start Excerpted text

Just prior to the abrupt shift, the meltwater along the southern margin of the North American ice sheet was drained by the Missouri and Ohio rivers and delivered to the Mississippi River for final passage to the Gulf of Mexico. There it mixed with warmer and saltier water, eventually making its way into the open Atlantic Ocean, where it was stirred into the general circulation pattern of the Atlantic current system. But by about 12,800 years ago, the front of the North American ice sheet had melted back to a point where the meltwater found a new and shorter pathway to the sea—the topographic lowlands that would suddenly become the St. Lawrence River Valley. Large volumes of cold meltwater no longer went the Mississippi way, but instead coursed northeastward, past the Gaspé Peninsula and into the Atlantic Ocean. There it interjected itself into the slow northward drift of the Gulf Stream, inserting a cold, fresh barrier into this warm surface current, and interrupting the delivery of heat to the far North Atlantic. A big chill fell over the region, and people living farther to the north must have wondered what happened for the heat to be turned off so abruptly.

end Excerpted text

_Aim of the exercise_:
Answer these from the meltwater text:
1. Which two rivers carried the meltwater to the Mississippi before the shift?
2. About how many years ago had the ice sheet front melted back far enough for the meltwater to find a new path?
3. What warm surface current did the cold meltwater cut into?
The records have nothing to do with the meltwater text.

start Material provided

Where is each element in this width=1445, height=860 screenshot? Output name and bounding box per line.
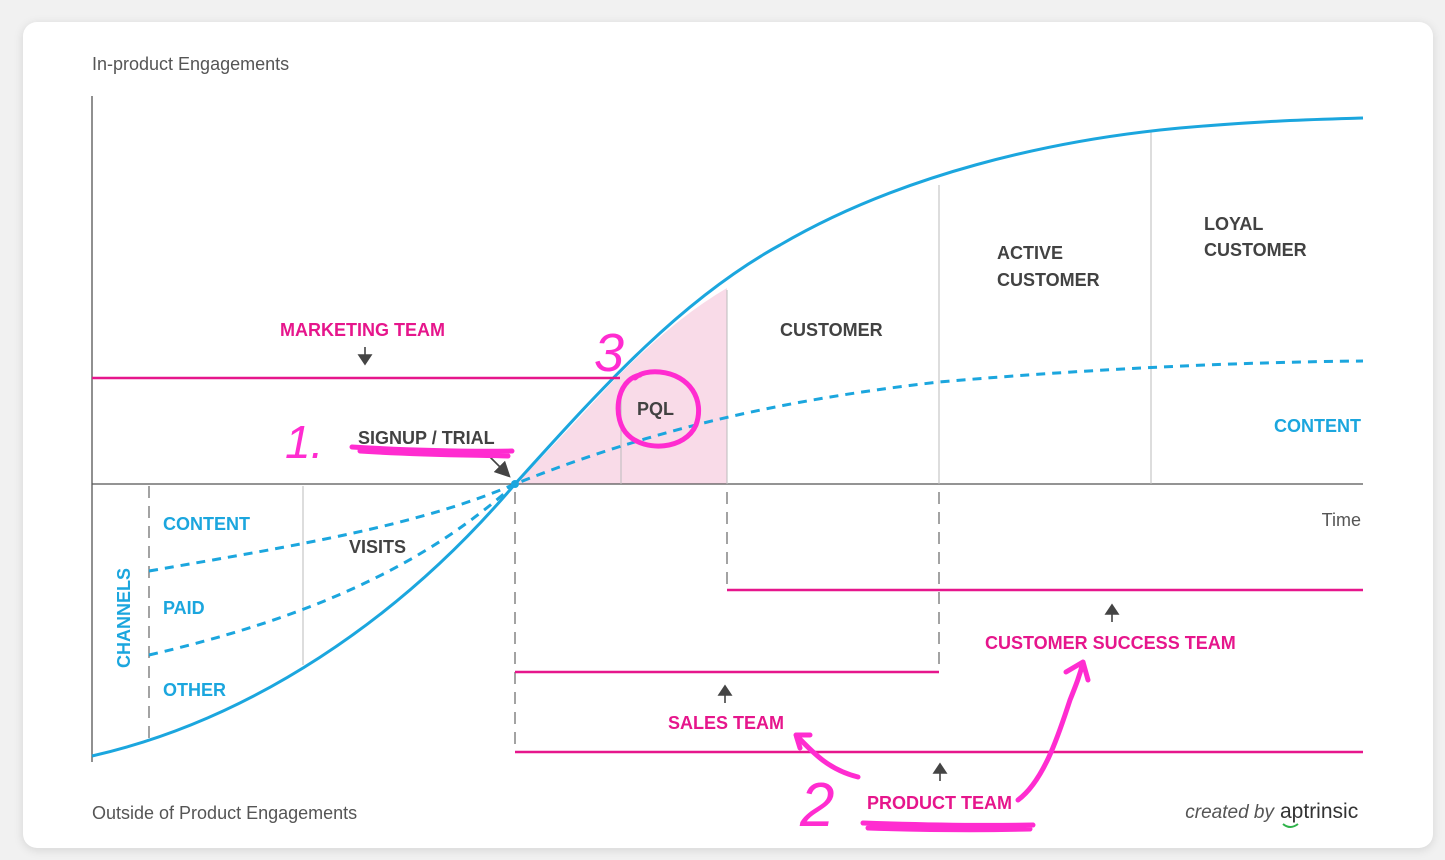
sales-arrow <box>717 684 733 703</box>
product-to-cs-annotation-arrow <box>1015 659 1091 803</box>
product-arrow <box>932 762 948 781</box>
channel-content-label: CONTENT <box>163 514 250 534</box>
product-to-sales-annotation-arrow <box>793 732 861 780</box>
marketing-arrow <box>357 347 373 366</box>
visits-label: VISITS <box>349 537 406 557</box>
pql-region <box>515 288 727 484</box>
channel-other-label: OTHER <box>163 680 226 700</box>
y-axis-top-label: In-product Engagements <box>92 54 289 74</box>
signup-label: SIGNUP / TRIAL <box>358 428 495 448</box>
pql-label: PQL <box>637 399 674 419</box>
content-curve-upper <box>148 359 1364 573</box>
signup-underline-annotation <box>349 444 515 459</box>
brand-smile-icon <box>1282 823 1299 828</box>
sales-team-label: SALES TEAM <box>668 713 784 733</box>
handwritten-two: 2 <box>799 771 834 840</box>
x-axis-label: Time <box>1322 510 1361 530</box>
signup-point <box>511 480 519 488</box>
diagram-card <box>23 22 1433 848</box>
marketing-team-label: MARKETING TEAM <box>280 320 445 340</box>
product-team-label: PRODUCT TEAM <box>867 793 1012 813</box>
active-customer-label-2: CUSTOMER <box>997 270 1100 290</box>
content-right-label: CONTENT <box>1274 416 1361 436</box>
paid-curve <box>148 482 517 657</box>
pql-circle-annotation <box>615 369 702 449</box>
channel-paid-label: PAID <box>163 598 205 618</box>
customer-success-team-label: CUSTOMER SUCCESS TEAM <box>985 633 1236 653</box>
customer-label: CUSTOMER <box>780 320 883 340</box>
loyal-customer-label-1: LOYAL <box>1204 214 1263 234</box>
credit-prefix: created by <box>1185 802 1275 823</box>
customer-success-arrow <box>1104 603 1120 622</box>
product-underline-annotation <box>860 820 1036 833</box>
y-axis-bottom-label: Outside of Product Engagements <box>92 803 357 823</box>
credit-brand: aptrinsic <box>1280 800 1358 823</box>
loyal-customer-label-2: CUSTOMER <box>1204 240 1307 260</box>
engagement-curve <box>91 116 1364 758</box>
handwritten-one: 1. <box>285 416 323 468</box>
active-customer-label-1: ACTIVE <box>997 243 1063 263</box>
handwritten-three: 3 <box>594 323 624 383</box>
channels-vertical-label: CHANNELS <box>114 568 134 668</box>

end Material provided

_The result_:
1. The Missouri and Ohio rivers.
2. About 12,800 years ago.
3. The Gulf Stream.